AIM OF THE EXERCISE:
Reproduce the entries below in full, word for word.

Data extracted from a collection
═══
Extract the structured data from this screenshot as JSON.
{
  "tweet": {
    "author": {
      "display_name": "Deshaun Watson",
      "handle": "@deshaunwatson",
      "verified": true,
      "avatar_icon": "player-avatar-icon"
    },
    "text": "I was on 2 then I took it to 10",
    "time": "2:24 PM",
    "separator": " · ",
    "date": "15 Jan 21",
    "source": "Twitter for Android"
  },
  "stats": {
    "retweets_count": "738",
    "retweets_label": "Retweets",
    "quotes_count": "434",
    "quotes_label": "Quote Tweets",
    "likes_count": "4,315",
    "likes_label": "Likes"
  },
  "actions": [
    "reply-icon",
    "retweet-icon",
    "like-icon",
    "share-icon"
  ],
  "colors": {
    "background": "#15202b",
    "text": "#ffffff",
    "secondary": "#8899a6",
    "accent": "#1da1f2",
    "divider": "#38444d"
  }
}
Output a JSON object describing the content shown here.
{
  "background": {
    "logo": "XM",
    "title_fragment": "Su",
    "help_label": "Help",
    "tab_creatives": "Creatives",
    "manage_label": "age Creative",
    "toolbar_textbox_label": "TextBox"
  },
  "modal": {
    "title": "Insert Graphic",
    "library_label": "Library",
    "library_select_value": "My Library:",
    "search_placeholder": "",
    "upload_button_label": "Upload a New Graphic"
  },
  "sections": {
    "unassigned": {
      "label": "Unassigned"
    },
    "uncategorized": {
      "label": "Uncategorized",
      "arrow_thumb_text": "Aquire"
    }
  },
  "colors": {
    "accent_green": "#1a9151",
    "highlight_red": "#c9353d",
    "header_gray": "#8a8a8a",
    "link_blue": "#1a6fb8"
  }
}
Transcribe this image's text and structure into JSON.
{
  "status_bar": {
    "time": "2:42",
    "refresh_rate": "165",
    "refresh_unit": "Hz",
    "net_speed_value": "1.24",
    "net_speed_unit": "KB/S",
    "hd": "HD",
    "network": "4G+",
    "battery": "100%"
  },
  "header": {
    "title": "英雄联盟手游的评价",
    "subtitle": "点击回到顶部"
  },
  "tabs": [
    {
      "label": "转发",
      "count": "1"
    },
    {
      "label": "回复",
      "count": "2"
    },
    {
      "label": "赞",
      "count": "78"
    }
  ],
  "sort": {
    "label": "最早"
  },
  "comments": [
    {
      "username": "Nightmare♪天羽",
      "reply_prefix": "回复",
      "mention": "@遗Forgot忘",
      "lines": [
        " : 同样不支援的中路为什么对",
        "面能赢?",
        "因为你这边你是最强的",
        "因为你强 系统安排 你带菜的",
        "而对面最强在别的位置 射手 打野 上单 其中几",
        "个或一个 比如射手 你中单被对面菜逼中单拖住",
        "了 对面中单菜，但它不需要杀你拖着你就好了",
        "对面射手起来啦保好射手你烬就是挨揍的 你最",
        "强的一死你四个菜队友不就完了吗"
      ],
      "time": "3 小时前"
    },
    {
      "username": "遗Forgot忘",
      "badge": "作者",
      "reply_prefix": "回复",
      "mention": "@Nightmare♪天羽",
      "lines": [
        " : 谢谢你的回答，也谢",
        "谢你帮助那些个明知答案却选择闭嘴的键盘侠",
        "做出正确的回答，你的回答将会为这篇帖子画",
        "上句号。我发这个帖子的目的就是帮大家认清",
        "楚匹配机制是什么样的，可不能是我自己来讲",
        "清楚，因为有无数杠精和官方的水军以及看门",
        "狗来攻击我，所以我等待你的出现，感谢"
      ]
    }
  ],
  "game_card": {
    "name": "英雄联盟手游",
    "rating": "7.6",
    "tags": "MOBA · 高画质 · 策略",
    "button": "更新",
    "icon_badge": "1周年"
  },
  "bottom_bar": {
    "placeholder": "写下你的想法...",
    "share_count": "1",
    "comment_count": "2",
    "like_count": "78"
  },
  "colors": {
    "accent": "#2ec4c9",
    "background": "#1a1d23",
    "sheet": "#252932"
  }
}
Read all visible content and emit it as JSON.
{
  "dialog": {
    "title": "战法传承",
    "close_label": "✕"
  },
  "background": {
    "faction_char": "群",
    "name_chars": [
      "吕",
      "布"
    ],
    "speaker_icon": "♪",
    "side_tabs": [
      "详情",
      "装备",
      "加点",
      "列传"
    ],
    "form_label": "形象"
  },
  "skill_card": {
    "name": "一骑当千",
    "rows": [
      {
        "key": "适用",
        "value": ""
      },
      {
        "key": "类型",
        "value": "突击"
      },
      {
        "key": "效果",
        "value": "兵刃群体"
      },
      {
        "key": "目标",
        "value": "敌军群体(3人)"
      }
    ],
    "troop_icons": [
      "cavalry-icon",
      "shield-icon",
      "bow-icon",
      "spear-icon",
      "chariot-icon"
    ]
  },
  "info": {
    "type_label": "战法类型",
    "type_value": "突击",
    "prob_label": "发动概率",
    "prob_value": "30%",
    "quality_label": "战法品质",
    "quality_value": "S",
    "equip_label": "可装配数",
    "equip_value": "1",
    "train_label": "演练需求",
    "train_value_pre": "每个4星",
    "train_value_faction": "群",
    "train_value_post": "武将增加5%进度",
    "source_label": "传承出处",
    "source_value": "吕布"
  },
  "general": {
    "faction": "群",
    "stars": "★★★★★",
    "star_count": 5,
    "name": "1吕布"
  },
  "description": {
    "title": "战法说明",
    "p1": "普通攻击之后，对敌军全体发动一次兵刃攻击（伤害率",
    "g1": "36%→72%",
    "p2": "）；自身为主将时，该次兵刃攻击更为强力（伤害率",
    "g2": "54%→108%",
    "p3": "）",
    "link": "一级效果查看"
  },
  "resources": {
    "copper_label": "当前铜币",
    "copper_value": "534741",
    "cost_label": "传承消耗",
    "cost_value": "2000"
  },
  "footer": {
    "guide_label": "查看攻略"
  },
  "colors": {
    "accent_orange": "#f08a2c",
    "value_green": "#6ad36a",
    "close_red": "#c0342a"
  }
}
═══
WORKED SOLUTION:
Extract the structured data from this screenshot as JSON.
{
  "tweet": {
    "author": {
      "display_name": "Deshaun Watson",
      "handle": "@deshaunwatson",
      "verified": true,
      "avatar_icon": "player-avatar-icon"
    },
    "text": "I was on 2 then I took it to 10",
    "time": "2:24 PM",
    "separator": " · ",
    "date": "15 Jan 21",
    "source": "Twitter for Android"
  },
  "stats": {
    "retweets_count": "738",
    "retweets_label": "Retweets",
    "quotes_count": "434",
    "quotes_label": "Quote Tweets",
    "likes_count": "4,315",
    "likes_label": "Likes"
  },
  "actions": [
    "reply-icon",
    "retweet-icon",
    "like-icon",
    "share-icon"
  ],
  "colors": {
    "background": "#15202b",
    "text": "#ffffff",
    "secondary": "#8899a6",
    "accent": "#1da1f2",
    "divider": "#38444d"
  }
}
Output a JSON object describing the content shown here.
{
  "background": {
    "logo": "XM",
    "title_fragment": "Su",
    "help_label": "Help",
    "tab_creatives": "Creatives",
    "manage_label": "age Creative",
    "toolbar_textbox_label": "TextBox"
  },
  "modal": {
    "title": "Insert Graphic",
    "library_label": "Library",
    "library_select_value": "My Library:",
    "search_placeholder": "",
    "upload_button_label": "Upload a New Graphic"
  },
  "sections": {
    "unassigned": {
      "label": "Unassigned"
    },
    "uncategorized": {
      "label": "Uncategorized",
      "arrow_thumb_text": "Aquire"
    }
  },
  "colors": {
    "accent_green": "#1a9151",
    "highlight_red": "#c9353d",
    "header_gray": "#8a8a8a",
    "link_blue": "#1a6fb8"
  }
}
Transcribe this image's text and structure into JSON.
{
  "status_bar": {
    "time": "2:42",
    "refresh_rate": "165",
    "refresh_unit": "Hz",
    "net_speed_value": "1.24",
    "net_speed_unit": "KB/S",
    "hd": "HD",
    "network": "4G+",
    "battery": "100%"
  },
  "header": {
    "title": "英雄联盟手游的评价",
    "subtitle": "点击回到顶部"
  },
  "tabs": [
    {
      "label": "转发",
      "count": "1"
    },
    {
      "label": "回复",
      "count": "2"
    },
    {
      "label": "赞",
      "count": "78"
    }
  ],
  "sort": {
    "label": "最早"
  },
  "comments": [
    {
      "username": "Nightmare♪天羽",
      "reply_prefix": "回复",
      "mention": "@遗Forgot忘",
      "lines": [
        " : 同样不支援的中路为什么对",
        "面能赢?",
        "因为你这边你是最强的",
        "因为你强 系统安排 你带菜的",
        "而对面最强在别的位置 射手 打野 上单 其中几",
        "个或一个 比如射手 你中单被对面菜逼中单拖住",
        "了 对面中单菜，但它不需要杀你拖着你就好了",
        "对面射手起来啦保好射手你烬就是挨揍的 你最",
        "强的一死你四个菜队友不就完了吗"
      ],
      "time": "3 小时前"
    },
    {
      "username": "遗Forgot忘",
      "badge": "作者",
      "reply_prefix": "回复",
      "mention": "@Nightmare♪天羽",
      "lines": [
        " : 谢谢你的回答，也谢",
        "谢你帮助那些个明知答案却选择闭嘴的键盘侠",
        "做出正确的回答，你的回答将会为这篇帖子画",
        "上句号。我发这个帖子的目的就是帮大家认清",
        "楚匹配机制是什么样的，可不能是我自己来讲",
        "清楚，因为有无数杠精和官方的水军以及看门",
        "狗来攻击我，所以我等待你的出现，感谢"
      ]
    }
  ],
  "game_card": {
    "name": "英雄联盟手游",
    "rating": "7.6",
    "tags": "MOBA · 高画质 · 策略",
    "button": "更新",
    "icon_badge": "1周年"
  },
  "bottom_bar": {
    "placeholder": "写下你的想法...",
    "share_count": "1",
    "comment_count": "2",
    "like_count": "78"
  },
  "colors": {
    "accent": "#2ec4c9",
    "background": "#1a1d23",
    "sheet": "#252932"
  }
}
Read all visible content and emit it as JSON.
{
  "dialog": {
    "title": "战法传承",
    "close_label": "✕"
  },
  "background": {
    "faction_char": "群",
    "name_chars": [
      "吕",
      "布"
    ],
    "speaker_icon": "♪",
    "side_tabs": [
      "详情",
      "装备",
      "加点",
      "列传"
    ],
    "form_label": "形象"
  },
  "skill_card": {
    "name": "一骑当千",
    "rows": [
      {
        "key": "适用",
        "value": ""
      },
      {
        "key": "类型",
        "value": "突击"
      },
      {
        "key": "效果",
        "value": "兵刃群体"
      },
      {
        "key": "目标",
        "value": "敌军群体(3人)"
      }
    ],
    "troop_icons": [
      "cavalry-icon",
      "shield-icon",
      "bow-icon",
      "spear-icon",
      "chariot-icon"
    ]
  },
  "info": {
    "type_label": "战法类型",
    "type_value": "突击",
    "prob_label": "发动概率",
    "prob_value": "30%",
    "quality_label": "战法品质",
    "quality_value": "S",
    "equip_label": "可装配数",
    "equip_value": "1",
    "train_label": "演练需求",
    "train_value_pre": "每个4星",
    "train_value_faction": "群",
    "train_value_post": "武将增加5%进度",
    "source_label": "传承出处",
    "source_value": "吕布"
  },
  "general": {
    "faction": "群",
    "stars": "★★★★★",
    "star_count": 5,
    "name": "1吕布"
  },
  "description": {
    "title": "战法说明",
    "p1": "普通攻击之后，对敌军全体发动一次兵刃攻击（伤害率",
    "g1": "36%→72%",
    "p2": "）；自身为主将时，该次兵刃攻击更为强力（伤害率",
    "g2": "54%→108%",
    "p3": "）",
    "link": "一级效果查看"
  },
  "resources": {
    "copper_label": "当前铜币",
    "copper_value": "534741",
    "cost_label": "传承消耗",
    "cost_value": "2000"
  },
  "footer": {
    "guide_label": "查看攻略"
  },
  "colors": {
    "accent_orange": "#f08a2c",
    "value_green": "#6ad36a",
    "close_red": "#c0342a"
  }
}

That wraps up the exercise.